(Problem details):
Your task is to copy every line of the records below that contains "richtext".

(Supplied information):
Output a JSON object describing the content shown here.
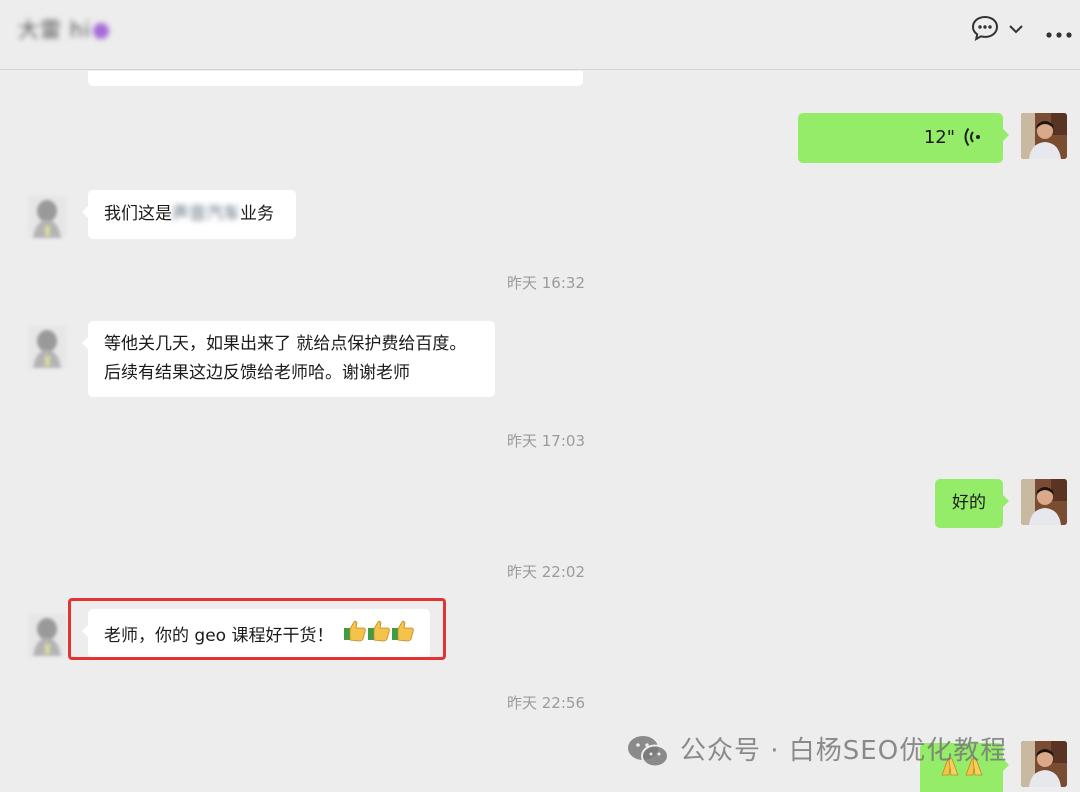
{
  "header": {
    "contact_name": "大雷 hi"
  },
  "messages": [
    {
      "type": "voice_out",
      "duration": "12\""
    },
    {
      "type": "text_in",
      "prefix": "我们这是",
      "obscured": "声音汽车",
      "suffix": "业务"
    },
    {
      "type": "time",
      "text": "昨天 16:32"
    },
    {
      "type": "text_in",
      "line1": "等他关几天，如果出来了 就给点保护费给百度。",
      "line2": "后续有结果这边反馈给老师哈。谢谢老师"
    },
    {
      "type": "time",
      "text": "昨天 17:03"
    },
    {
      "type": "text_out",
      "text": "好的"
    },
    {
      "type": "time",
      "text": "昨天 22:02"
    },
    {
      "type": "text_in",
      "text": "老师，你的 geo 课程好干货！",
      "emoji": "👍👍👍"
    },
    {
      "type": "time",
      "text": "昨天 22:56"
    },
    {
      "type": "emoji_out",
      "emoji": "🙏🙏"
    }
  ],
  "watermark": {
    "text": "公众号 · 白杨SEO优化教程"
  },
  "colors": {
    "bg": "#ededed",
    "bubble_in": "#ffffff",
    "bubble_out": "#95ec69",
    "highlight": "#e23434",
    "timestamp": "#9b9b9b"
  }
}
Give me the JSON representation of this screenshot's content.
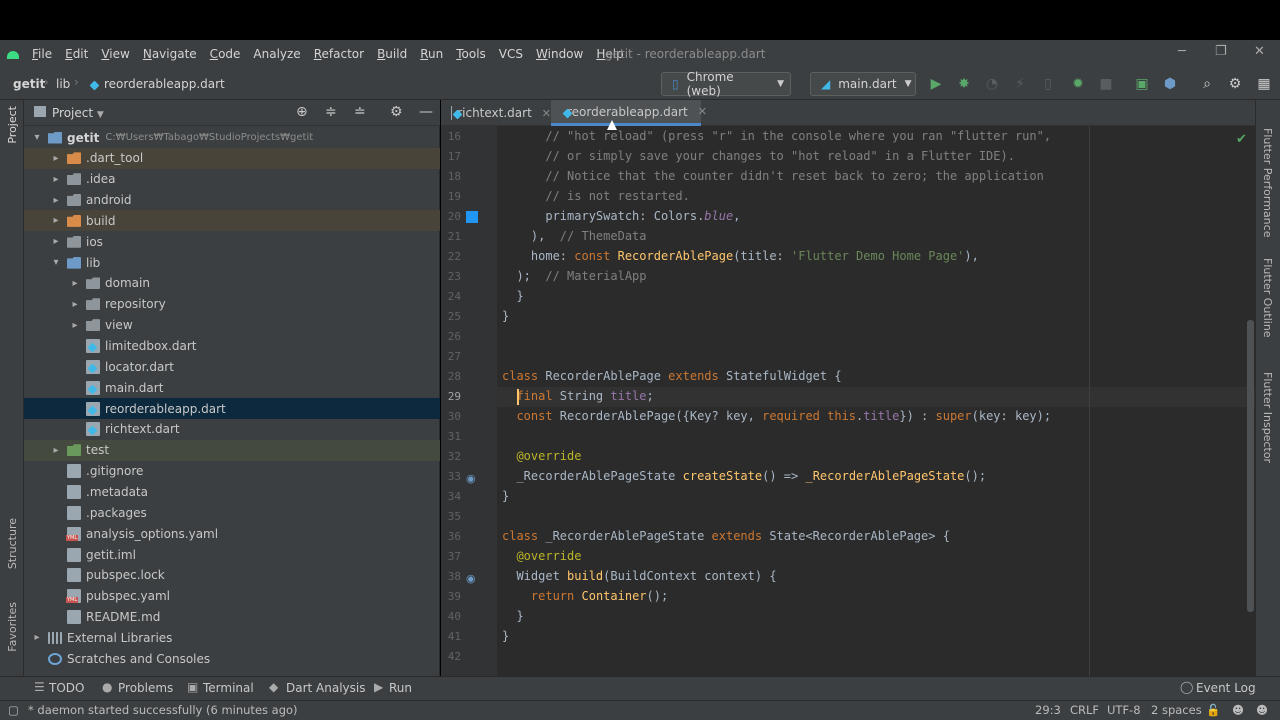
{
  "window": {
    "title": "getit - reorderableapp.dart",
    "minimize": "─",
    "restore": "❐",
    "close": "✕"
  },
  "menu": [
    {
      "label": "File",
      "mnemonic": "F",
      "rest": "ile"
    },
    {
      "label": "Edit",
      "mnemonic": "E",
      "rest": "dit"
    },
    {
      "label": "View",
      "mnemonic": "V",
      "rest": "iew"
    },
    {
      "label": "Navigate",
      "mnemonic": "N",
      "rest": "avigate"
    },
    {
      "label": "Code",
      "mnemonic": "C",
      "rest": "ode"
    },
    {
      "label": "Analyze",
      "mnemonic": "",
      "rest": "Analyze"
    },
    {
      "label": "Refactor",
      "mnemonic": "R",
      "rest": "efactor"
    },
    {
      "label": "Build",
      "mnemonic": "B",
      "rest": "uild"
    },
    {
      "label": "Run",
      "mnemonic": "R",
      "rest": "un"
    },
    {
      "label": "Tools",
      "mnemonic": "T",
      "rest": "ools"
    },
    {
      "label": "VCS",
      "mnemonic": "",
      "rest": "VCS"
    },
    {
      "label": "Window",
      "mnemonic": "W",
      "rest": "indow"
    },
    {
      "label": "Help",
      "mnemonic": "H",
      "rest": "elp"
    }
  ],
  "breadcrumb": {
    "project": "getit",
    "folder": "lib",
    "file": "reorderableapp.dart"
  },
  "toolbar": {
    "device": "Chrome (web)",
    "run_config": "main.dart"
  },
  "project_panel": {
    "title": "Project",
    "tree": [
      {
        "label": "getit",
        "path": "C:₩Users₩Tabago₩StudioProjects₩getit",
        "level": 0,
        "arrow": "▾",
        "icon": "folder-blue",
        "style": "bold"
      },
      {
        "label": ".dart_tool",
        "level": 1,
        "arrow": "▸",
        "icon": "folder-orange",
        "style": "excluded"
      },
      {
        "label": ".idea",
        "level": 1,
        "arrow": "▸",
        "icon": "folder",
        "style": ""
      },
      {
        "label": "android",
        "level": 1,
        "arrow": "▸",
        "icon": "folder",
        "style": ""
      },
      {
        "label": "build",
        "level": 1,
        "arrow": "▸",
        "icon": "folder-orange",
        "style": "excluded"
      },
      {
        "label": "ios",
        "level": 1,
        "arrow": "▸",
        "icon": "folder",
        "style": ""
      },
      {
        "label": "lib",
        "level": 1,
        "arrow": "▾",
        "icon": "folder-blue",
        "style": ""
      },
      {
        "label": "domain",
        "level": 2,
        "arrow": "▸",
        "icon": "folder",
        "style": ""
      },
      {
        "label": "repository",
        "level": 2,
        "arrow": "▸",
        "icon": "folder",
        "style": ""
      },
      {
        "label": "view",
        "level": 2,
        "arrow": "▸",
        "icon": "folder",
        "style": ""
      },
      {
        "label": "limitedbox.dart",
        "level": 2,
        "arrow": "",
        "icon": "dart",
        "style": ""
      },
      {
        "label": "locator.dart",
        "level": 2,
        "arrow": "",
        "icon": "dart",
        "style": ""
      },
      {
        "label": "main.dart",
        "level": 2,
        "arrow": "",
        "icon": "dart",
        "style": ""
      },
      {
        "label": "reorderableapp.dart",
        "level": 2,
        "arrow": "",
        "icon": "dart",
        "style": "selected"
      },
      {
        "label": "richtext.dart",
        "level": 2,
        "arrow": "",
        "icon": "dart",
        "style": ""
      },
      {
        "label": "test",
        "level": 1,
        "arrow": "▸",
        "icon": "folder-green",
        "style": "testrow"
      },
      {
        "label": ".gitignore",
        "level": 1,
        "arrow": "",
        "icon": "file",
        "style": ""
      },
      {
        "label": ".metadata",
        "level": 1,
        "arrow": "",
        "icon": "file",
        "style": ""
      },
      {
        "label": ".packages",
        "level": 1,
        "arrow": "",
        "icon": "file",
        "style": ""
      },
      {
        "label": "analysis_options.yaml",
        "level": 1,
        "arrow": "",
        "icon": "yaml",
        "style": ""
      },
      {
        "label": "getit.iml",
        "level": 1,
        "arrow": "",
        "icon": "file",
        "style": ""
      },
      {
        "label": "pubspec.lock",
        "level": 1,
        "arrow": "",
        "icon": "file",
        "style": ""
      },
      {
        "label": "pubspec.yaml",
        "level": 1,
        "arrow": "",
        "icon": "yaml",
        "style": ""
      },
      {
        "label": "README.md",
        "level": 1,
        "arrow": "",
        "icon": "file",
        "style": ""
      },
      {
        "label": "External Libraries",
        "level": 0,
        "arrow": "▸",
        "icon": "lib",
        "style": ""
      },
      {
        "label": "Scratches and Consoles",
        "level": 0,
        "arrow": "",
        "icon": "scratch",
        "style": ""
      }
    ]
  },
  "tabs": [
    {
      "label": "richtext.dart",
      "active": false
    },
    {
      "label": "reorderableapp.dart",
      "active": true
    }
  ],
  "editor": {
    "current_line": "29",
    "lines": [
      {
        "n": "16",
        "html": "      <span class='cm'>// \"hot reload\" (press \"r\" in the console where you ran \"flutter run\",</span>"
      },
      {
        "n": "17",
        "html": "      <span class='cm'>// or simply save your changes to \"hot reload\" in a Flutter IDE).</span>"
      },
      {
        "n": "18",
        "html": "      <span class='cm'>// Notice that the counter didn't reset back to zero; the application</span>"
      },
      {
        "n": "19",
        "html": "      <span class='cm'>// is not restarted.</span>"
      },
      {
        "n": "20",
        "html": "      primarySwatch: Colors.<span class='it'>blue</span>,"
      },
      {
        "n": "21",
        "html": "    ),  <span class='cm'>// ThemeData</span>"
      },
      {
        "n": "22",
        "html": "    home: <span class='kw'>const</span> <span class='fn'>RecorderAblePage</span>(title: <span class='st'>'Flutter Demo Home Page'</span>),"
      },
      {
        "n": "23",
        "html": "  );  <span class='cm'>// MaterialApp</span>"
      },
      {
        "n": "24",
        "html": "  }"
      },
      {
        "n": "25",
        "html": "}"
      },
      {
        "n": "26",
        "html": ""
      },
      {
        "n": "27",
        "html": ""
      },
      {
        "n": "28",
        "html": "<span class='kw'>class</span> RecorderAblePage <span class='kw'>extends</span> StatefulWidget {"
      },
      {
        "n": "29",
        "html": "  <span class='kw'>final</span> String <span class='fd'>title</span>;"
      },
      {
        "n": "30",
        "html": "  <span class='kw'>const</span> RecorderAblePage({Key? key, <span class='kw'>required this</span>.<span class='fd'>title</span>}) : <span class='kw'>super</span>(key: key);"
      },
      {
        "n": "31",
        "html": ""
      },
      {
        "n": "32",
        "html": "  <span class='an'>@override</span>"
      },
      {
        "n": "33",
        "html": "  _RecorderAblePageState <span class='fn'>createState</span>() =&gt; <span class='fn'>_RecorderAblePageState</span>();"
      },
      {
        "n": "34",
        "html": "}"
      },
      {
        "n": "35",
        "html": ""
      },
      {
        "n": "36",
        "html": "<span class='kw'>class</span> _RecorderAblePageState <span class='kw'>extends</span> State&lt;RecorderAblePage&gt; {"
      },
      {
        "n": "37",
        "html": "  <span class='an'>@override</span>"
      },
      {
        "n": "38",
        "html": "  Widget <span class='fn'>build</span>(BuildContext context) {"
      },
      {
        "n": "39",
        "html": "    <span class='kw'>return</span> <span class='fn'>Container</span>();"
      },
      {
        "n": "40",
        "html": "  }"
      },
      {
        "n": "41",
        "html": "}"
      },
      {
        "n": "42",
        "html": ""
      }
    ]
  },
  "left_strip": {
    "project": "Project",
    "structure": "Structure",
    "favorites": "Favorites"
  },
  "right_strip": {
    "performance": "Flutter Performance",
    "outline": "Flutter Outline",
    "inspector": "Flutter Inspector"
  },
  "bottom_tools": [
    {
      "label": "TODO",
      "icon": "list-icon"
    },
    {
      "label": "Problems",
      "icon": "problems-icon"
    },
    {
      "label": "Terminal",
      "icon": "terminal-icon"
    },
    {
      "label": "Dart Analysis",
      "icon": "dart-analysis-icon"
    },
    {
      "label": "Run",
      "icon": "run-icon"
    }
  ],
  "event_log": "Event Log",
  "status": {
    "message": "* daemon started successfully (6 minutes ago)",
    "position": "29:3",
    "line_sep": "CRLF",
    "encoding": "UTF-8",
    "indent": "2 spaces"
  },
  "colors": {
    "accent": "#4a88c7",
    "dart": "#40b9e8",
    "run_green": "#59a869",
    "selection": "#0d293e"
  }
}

(Written reply):
        "label": "richtext.dart",
      "label": "richtext.dart",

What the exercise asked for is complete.